**Directions:** Leave the pictures out. Return all other data exactly.

**Dataset records:**

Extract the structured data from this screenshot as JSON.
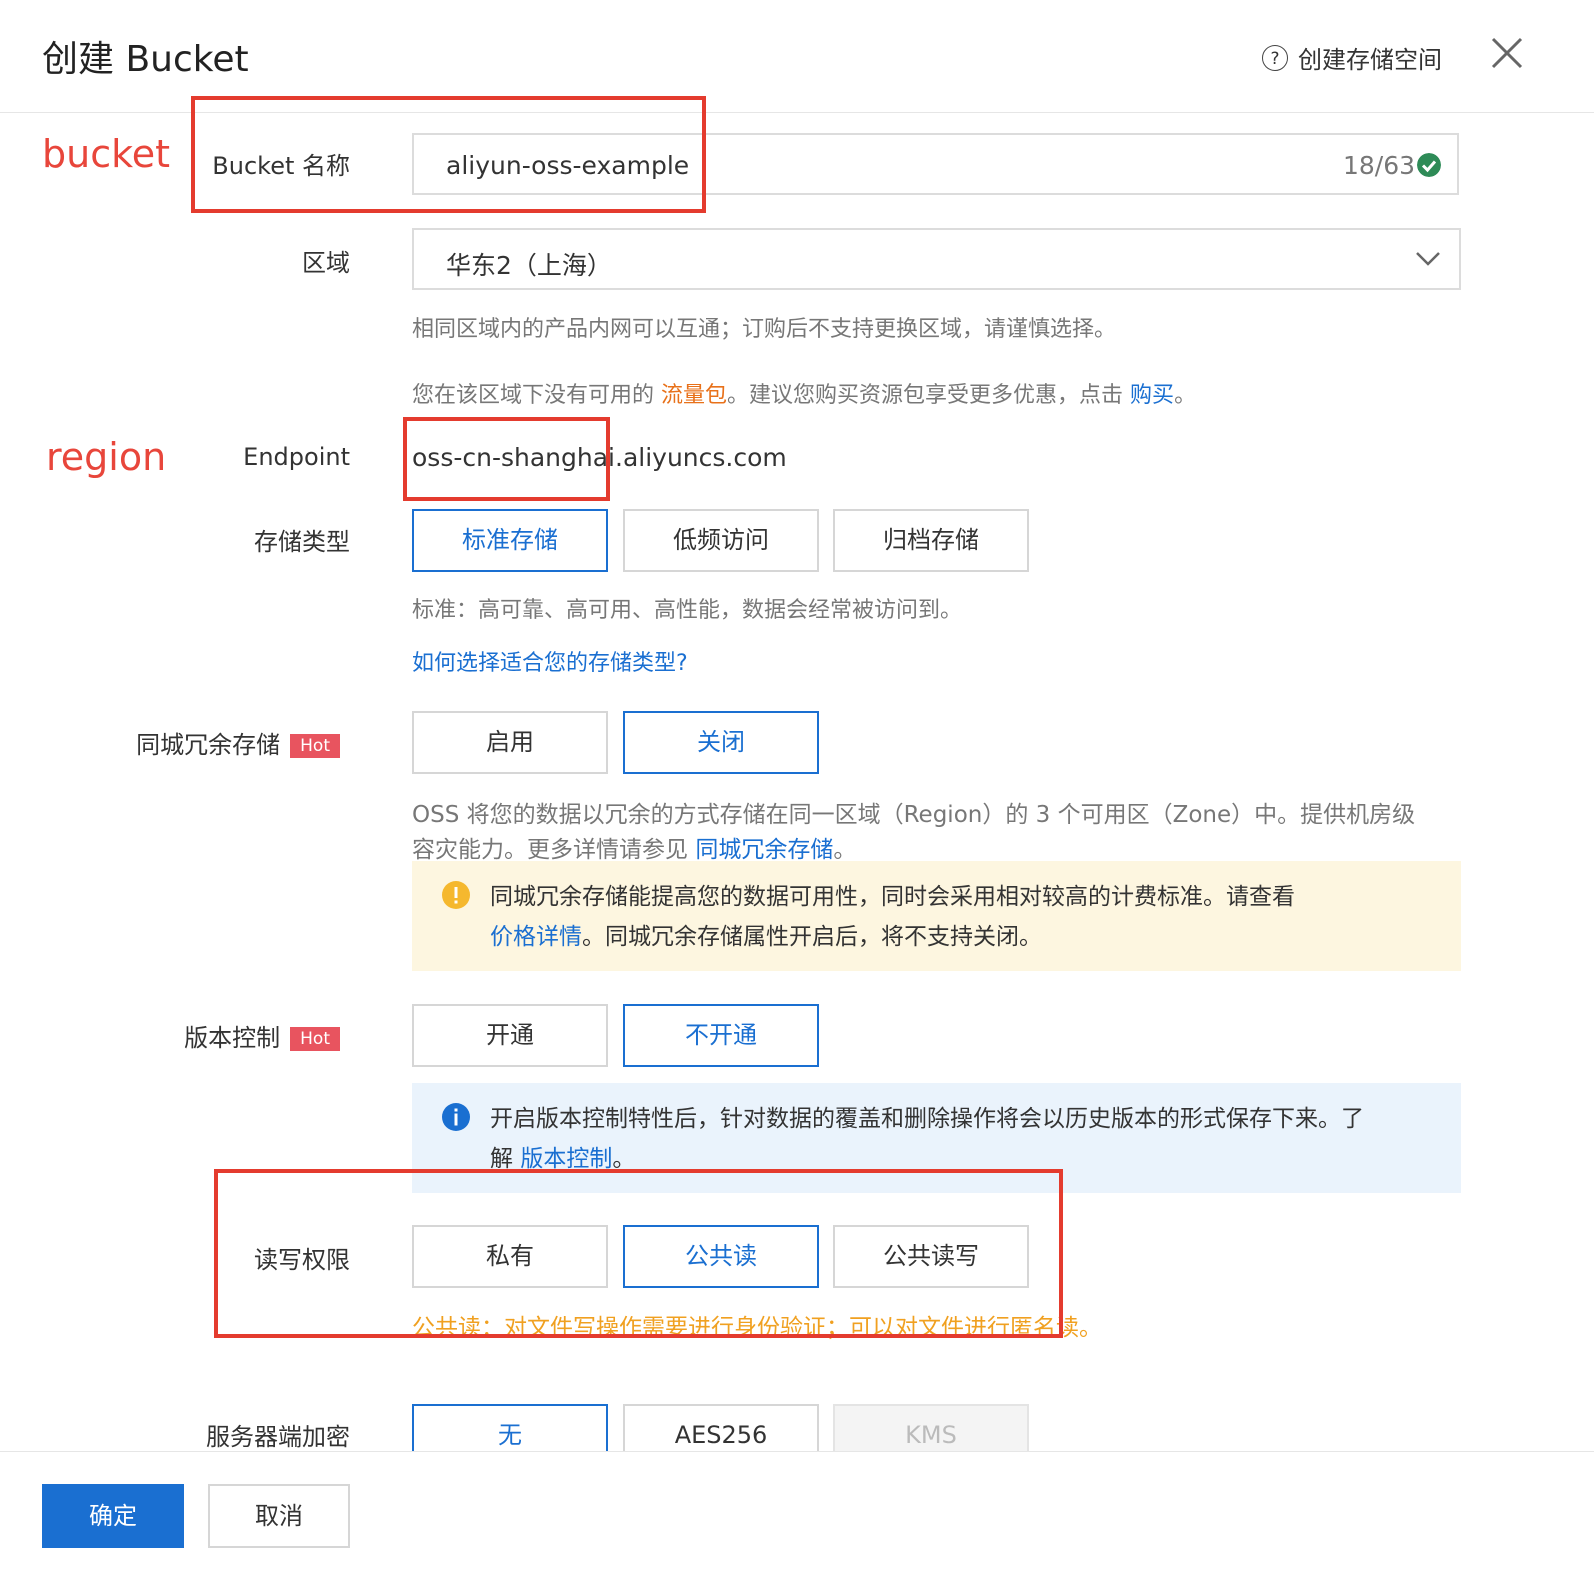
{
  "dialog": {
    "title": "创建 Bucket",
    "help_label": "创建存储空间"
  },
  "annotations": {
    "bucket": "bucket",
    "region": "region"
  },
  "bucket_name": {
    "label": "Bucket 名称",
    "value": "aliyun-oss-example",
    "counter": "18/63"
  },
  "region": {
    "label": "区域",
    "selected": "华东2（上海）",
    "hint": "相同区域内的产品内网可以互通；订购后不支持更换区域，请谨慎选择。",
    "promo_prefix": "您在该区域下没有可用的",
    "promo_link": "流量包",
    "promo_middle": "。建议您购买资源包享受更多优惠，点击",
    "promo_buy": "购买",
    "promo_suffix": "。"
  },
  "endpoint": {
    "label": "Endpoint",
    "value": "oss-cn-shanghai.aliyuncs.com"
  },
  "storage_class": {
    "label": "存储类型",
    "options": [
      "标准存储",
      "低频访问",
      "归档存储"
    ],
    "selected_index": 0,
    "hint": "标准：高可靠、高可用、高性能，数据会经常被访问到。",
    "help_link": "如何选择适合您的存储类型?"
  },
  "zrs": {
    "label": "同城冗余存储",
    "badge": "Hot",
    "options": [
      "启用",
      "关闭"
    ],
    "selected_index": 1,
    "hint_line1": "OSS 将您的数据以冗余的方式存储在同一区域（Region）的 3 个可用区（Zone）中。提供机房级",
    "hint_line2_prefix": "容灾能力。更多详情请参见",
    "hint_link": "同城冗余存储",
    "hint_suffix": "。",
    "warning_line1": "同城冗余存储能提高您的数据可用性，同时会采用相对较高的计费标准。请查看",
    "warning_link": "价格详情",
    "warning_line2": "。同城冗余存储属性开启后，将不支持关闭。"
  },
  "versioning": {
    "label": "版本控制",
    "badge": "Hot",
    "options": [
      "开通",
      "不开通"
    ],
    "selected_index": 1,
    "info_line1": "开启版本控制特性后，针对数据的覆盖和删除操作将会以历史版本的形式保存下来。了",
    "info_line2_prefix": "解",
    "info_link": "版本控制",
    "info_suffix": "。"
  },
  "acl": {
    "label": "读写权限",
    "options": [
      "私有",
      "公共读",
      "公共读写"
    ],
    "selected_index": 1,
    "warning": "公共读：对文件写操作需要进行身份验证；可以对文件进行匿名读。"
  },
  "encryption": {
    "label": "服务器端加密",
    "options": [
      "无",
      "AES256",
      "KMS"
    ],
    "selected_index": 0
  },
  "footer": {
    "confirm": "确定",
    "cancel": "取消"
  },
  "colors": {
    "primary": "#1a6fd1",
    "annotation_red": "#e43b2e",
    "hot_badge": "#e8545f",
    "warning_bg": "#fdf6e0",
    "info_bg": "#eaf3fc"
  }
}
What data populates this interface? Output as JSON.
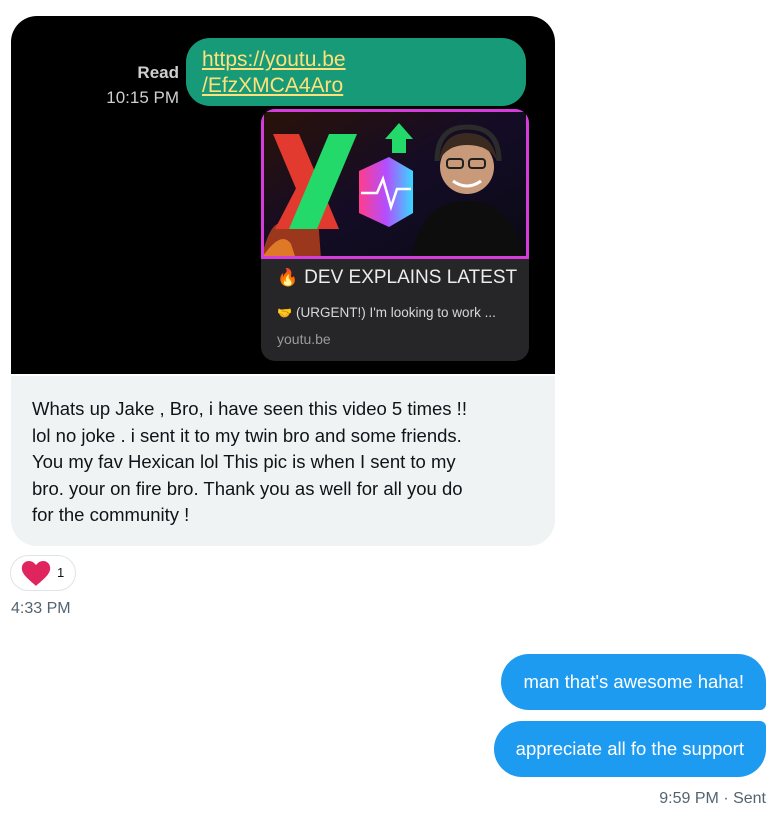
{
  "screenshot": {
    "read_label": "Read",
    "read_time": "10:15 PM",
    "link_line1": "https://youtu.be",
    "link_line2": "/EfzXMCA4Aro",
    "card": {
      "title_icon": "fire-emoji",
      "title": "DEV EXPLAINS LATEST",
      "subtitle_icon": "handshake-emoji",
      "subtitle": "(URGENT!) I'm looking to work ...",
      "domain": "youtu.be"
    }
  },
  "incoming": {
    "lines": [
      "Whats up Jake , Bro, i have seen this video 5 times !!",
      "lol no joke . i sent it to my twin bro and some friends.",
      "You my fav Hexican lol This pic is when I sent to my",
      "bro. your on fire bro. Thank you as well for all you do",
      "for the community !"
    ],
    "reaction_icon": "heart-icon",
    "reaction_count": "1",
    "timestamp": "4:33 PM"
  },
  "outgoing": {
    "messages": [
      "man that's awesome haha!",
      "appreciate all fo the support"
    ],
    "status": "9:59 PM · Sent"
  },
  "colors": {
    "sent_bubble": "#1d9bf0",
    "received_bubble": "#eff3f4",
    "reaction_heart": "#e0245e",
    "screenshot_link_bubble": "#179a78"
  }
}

**Expected output:**
Extract the structured data from this screenshot as JSON.
{
  "dialog": {
    "title": "创建 Bucket",
    "help_label": "创建存储空间"
  },
  "annotations": {
    "bucket": "bucket",
    "region": "region"
  },
  "bucket_name": {
    "label": "Bucket 名称",
    "value": "aliyun-oss-example",
    "counter": "18/63"
  },
  "region": {
    "label": "区域",
    "selected": "华东2（上海）",
    "hint": "相同区域内的产品内网可以互通；订购后不支持更换区域，请谨慎选择。",
    "promo_prefix": "您在该区域下没有可用的",
    "promo_link": "流量包",
    "promo_middle": "。建议您购买资源包享受更多优惠，点击",
    "promo_buy": "购买",
    "promo_suffix": "。"
  },
  "endpoint": {
    "label": "Endpoint",
    "value": "oss-cn-shanghai.aliyuncs.com"
  },
  "storage_class": {
    "label": "存储类型",
    "options": [
      "标准存储",
      "低频访问",
      "归档存储"
    ],
    "selected_index": 0,
    "hint": "标准：高可靠、高可用、高性能，数据会经常被访问到。",
    "help_link": "如何选择适合您的存储类型?"
  },
  "zrs": {
    "label": "同城冗余存储",
    "badge": "Hot",
    "options": [
      "启用",
      "关闭"
    ],
    "selected_index": 1,
    "hint_line1": "OSS 将您的数据以冗余的方式存储在同一区域（Region）的 3 个可用区（Zone）中。提供机房级",
    "hint_line2_prefix": "容灾能力。更多详情请参见",
    "hint_link": "同城冗余存储",
    "hint_suffix": "。",
    "warning_line1": "同城冗余存储能提高您的数据可用性，同时会采用相对较高的计费标准。请查看",
    "warning_link": "价格详情",
    "warning_line2": "。同城冗余存储属性开启后，将不支持关闭。"
  },
  "versioning": {
    "label": "版本控制",
    "badge": "Hot",
    "options": [
      "开通",
      "不开通"
    ],
    "selected_index": 1,
    "info_line1": "开启版本控制特性后，针对数据的覆盖和删除操作将会以历史版本的形式保存下来。了",
    "info_line2_prefix": "解",
    "info_link": "版本控制",
    "info_suffix": "。"
  },
  "acl": {
    "label": "读写权限",
    "options": [
      "私有",
      "公共读",
      "公共读写"
    ],
    "selected_index": 1,
    "warning": "公共读：对文件写操作需要进行身份验证；可以对文件进行匿名读。"
  },
  "encryption": {
    "label": "服务器端加密",
    "options": [
      "无",
      "AES256",
      "KMS"
    ],
    "selected_index": 0
  },
  "footer": {
    "confirm": "确定",
    "cancel": "取消"
  },
  "colors": {
    "primary": "#1a6fd1",
    "annotation_red": "#e43b2e",
    "hot_badge": "#e8545f",
    "warning_bg": "#fdf6e0",
    "info_bg": "#eaf3fc"
  }
}
What data populates this interface? Output as JSON.
{
  "screenshot": {
    "read_label": "Read",
    "read_time": "10:15 PM",
    "link_line1": "https://youtu.be",
    "link_line2": "/EfzXMCA4Aro",
    "card": {
      "title_icon": "fire-emoji",
      "title": "DEV EXPLAINS LATEST",
      "subtitle_icon": "handshake-emoji",
      "subtitle": "(URGENT!) I'm looking to work ...",
      "domain": "youtu.be"
    }
  },
  "incoming": {
    "lines": [
      "Whats up Jake , Bro, i have seen this video 5 times !!",
      "lol no joke . i sent it to my twin bro and some friends.",
      "You my fav Hexican lol This pic is when I sent to my",
      "bro. your on fire bro. Thank you as well for all you do",
      "for the community !"
    ],
    "reaction_icon": "heart-icon",
    "reaction_count": "1",
    "timestamp": "4:33 PM"
  },
  "outgoing": {
    "messages": [
      "man that's awesome haha!",
      "appreciate all fo the support"
    ],
    "status": "9:59 PM · Sent"
  },
  "colors": {
    "sent_bubble": "#1d9bf0",
    "received_bubble": "#eff3f4",
    "reaction_heart": "#e0245e",
    "screenshot_link_bubble": "#179a78"
  }
}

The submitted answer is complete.